Aim of the exercise
Pick out every line holding the string "xlabel" and copy it.

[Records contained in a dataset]
^^^^^^^^
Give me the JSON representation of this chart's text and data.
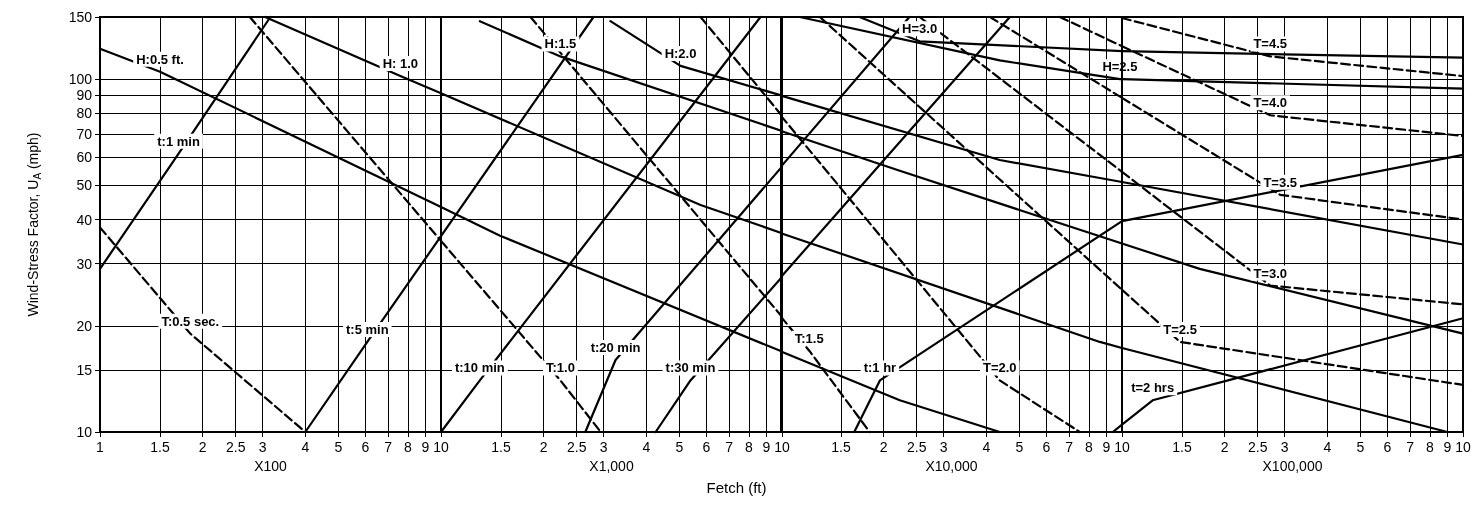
{
  "chart_data": [
    {
      "type": "line",
      "xlabel": "X100",
      "ylabel": "Wind-Stress Factor, U$_{A}$ (mph)",
      "log": "xy",
      "grid": true,
      "marker": "none",
      "line_style": "solid",
      "xlim": [
        1,
        10
      ],
      "ylim": [
        10,
        150
      ],
      "xticks": [
        1,
        1.5,
        2,
        2.5,
        3,
        4,
        5,
        6,
        7,
        8,
        9,
        10
      ],
      "yticks": [
        10,
        15,
        20,
        30,
        40,
        50,
        60,
        70,
        80,
        90,
        100,
        150
      ],
      "series": [
        {
          "name": "H:0.5 ft.",
          "color": "#000000",
          "x": [
            1,
            1.5,
            10
          ],
          "values": [
            122,
            105,
            43.4
          ]
        },
        {
          "name": "H: 1.0",
          "color": "#000000",
          "x": [
            3.05,
            7.6,
            10
          ],
          "values": [
            150,
            102,
            91.2
          ]
        },
        {
          "name": "T:0.5 sec.",
          "color": "#000000",
          "line_style": "dashed",
          "x": [
            1,
            1.84,
            4
          ],
          "values": [
            38,
            19,
            10
          ]
        },
        {
          "color": "#000000",
          "line_style": "dashed",
          "x": [
            2.75,
            10
          ],
          "values": [
            150,
            34.8
          ]
        },
        {
          "name": "t:1 min",
          "color": "#000000",
          "x": [
            1,
            1.7,
            3.16
          ],
          "values": [
            29,
            61.5,
            150
          ]
        },
        {
          "name": "t:5 min",
          "color": "#000000",
          "x": [
            4,
            6.08,
            10
          ],
          "values": [
            10,
            18,
            35.9
          ]
        }
      ]
    },
    {
      "type": "line",
      "xlabel": "X1,000",
      "annotations": [
        "Fetch (ft)"
      ],
      "log": "xy",
      "grid": true,
      "marker": "none",
      "line_style": "solid",
      "tick_labels": "x",
      "xlim": [
        1,
        10
      ],
      "ylim": [
        10,
        150
      ],
      "xticks": [
        1.5,
        2,
        2.5,
        3,
        4,
        5,
        6,
        7,
        8,
        9,
        10
      ],
      "yticks": [
        10,
        15,
        20,
        30,
        40,
        50,
        60,
        70,
        80,
        90,
        100,
        150
      ],
      "series": [
        {
          "color": "#000000",
          "x": [
            1,
            1.49,
            10
          ],
          "values": [
            43.4,
            36,
            16.9
          ]
        },
        {
          "color": "#000000",
          "x": [
            1,
            5.77,
            10
          ],
          "values": [
            91.2,
            44,
            36.6
          ]
        },
        {
          "name": "H:1.5",
          "color": "#000000",
          "x": [
            1.3,
            2.24,
            10
          ],
          "values": [
            146,
            116,
            71.3
          ]
        },
        {
          "name": "H:2.0",
          "color": "#000000",
          "x": [
            3.14,
            5.04,
            10
          ],
          "values": [
            146,
            109,
            89.8
          ]
        },
        {
          "name": "T:1.0",
          "color": "#000000",
          "line_style": "dashed",
          "x": [
            1,
            2.24,
            2.94
          ],
          "values": [
            34.8,
            14,
            10
          ]
        },
        {
          "color": "#000000",
          "line_style": "dashed",
          "x": [
            1.83,
            10
          ],
          "values": [
            150,
            21.2
          ]
        },
        {
          "color": "#000000",
          "line_style": "dashed",
          "x": [
            5.77,
            10
          ],
          "values": [
            150,
            78.7
          ]
        },
        {
          "color": "#000000",
          "x": [
            1,
            2.8
          ],
          "values": [
            35.9,
            150
          ]
        },
        {
          "name": "t:10 min",
          "color": "#000000",
          "x": [
            1,
            1.3,
            8.65
          ],
          "values": [
            10,
            14,
            150
          ]
        },
        {
          "name": "t:20 min",
          "color": "#000000",
          "x": [
            2.65,
            3.25,
            10
          ],
          "values": [
            10,
            16,
            56.5
          ]
        },
        {
          "name": "t:30 min",
          "color": "#000000",
          "x": [
            4.26,
            5.39,
            10
          ],
          "values": [
            10,
            14,
            27.5
          ]
        }
      ]
    },
    {
      "type": "line",
      "xlabel": "X10,000",
      "log": "xy",
      "grid": true,
      "marker": "none",
      "line_style": "solid",
      "tick_labels": "x",
      "xlim": [
        1,
        10
      ],
      "ylim": [
        10,
        150
      ],
      "xticks": [
        1.5,
        2,
        2.5,
        3,
        4,
        5,
        6,
        7,
        8,
        9,
        10
      ],
      "yticks": [
        10,
        15,
        20,
        30,
        40,
        50,
        60,
        70,
        80,
        90,
        100,
        150
      ],
      "series": [
        {
          "color": "#000000",
          "x": [
            1,
            2.23,
            4.38
          ],
          "values": [
            16.9,
            12.3,
            10
          ]
        },
        {
          "color": "#000000",
          "x": [
            1,
            8.61,
            10
          ],
          "values": [
            36.6,
            18,
            17.3
          ]
        },
        {
          "color": "#000000",
          "x": [
            1,
            2.23,
            10
          ],
          "values": [
            71.3,
            55,
            34.2
          ]
        },
        {
          "color": "#000000",
          "x": [
            1,
            4.38,
            10
          ],
          "values": [
            89.8,
            59,
            51.1
          ]
        },
        {
          "name": "H=2.5",
          "color": "#000000",
          "x": [
            1.135,
            4.38,
            9.86,
            10
          ],
          "values": [
            150,
            113,
            100,
            100
          ]
        },
        {
          "name": "H=3.0",
          "color": "#000000",
          "x": [
            1.7,
            2.55,
            10
          ],
          "values": [
            150,
            128,
            120
          ]
        },
        {
          "name": "T:1.5",
          "color": "#000000",
          "line_style": "dashed",
          "x": [
            1,
            1.21,
            1.82
          ],
          "values": [
            21.2,
            17,
            10
          ]
        },
        {
          "name": "T=2.0",
          "color": "#000000",
          "line_style": "dashed",
          "x": [
            1,
            4.38,
            7.52
          ],
          "values": [
            78.7,
            14,
            10
          ]
        },
        {
          "color": "#000000",
          "line_style": "dashed",
          "x": [
            1.3,
            10
          ],
          "values": [
            150,
            25.3
          ]
        },
        {
          "color": "#000000",
          "line_style": "dashed",
          "x": [
            2.55,
            10
          ],
          "values": [
            150,
            54.6
          ]
        },
        {
          "color": "#000000",
          "line_style": "dashed",
          "x": [
            4.1,
            10
          ],
          "values": [
            150,
            88.5
          ]
        },
        {
          "color": "#000000",
          "line_style": "dashed",
          "x": [
            6.57,
            10
          ],
          "values": [
            150,
            124
          ]
        },
        {
          "color": "#000000",
          "x": [
            1,
            2.38
          ],
          "values": [
            56.5,
            150
          ]
        },
        {
          "color": "#000000",
          "x": [
            1,
            4.69
          ],
          "values": [
            27.5,
            150
          ]
        },
        {
          "name": "t:1 hr",
          "color": "#000000",
          "x": [
            1.64,
            1.95,
            10
          ],
          "values": [
            10,
            14,
            39.6
          ]
        },
        {
          "color": "#000000",
          "x": [
            9.4,
            10
          ],
          "values": [
            10,
            10.5
          ]
        }
      ]
    },
    {
      "type": "line",
      "xlabel": "X100,000",
      "log": "xy",
      "grid": true,
      "marker": "none",
      "line_style": "solid",
      "tick_labels": "x",
      "xlim": [
        1,
        10
      ],
      "ylim": [
        10,
        150
      ],
      "xticks": [
        1.5,
        2,
        2.5,
        3,
        4,
        5,
        6,
        7,
        8,
        9,
        10
      ],
      "yticks": [
        10,
        15,
        20,
        30,
        40,
        50,
        60,
        70,
        80,
        90,
        100,
        150
      ],
      "series": [
        {
          "color": "#000000",
          "x": [
            1,
            9
          ],
          "values": [
            17.3,
            10
          ]
        },
        {
          "color": "#000000",
          "x": [
            1,
            1.69,
            10
          ],
          "values": [
            34.2,
            29,
            19
          ]
        },
        {
          "color": "#000000",
          "x": [
            1,
            10
          ],
          "values": [
            51.1,
            34
          ]
        },
        {
          "color": "#000000",
          "x": [
            1,
            10
          ],
          "values": [
            100,
            94
          ]
        },
        {
          "color": "#000000",
          "x": [
            1,
            10
          ],
          "values": [
            120,
            115
          ]
        },
        {
          "name": "T=2.5",
          "color": "#000000",
          "line_style": "dashed",
          "x": [
            1,
            1.48,
            10
          ],
          "values": [
            25.3,
            18,
            13.6
          ]
        },
        {
          "name": "T=3.0",
          "color": "#000000",
          "line_style": "dashed",
          "x": [
            1,
            2.72,
            10
          ],
          "values": [
            54.6,
            26,
            23
          ]
        },
        {
          "name": "T=3.5",
          "color": "#000000",
          "line_style": "dashed",
          "x": [
            1,
            2.91,
            10
          ],
          "values": [
            88.5,
            47,
            40
          ]
        },
        {
          "name": "T=4.0",
          "color": "#000000",
          "line_style": "dashed",
          "x": [
            1,
            2.72,
            10
          ],
          "values": [
            124,
            79,
            69
          ]
        },
        {
          "name": "T=4.5",
          "color": "#000000",
          "line_style": "dashed",
          "x": [
            1,
            2.72,
            10
          ],
          "values": [
            149,
            116,
            102
          ]
        },
        {
          "color": "#000000",
          "x": [
            1,
            10
          ],
          "values": [
            39.6,
            61
          ]
        },
        {
          "name": "t=2 hrs",
          "color": "#000000",
          "x": [
            1,
            1.23,
            10
          ],
          "values": [
            10.5,
            12.3,
            21
          ]
        }
      ]
    }
  ]
}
^^^^^^^^
The response
      "xlabel": "X100",
      "xlabel": "X1,000",
      "xlabel": "X10,000",
      "xlabel": "X100,000",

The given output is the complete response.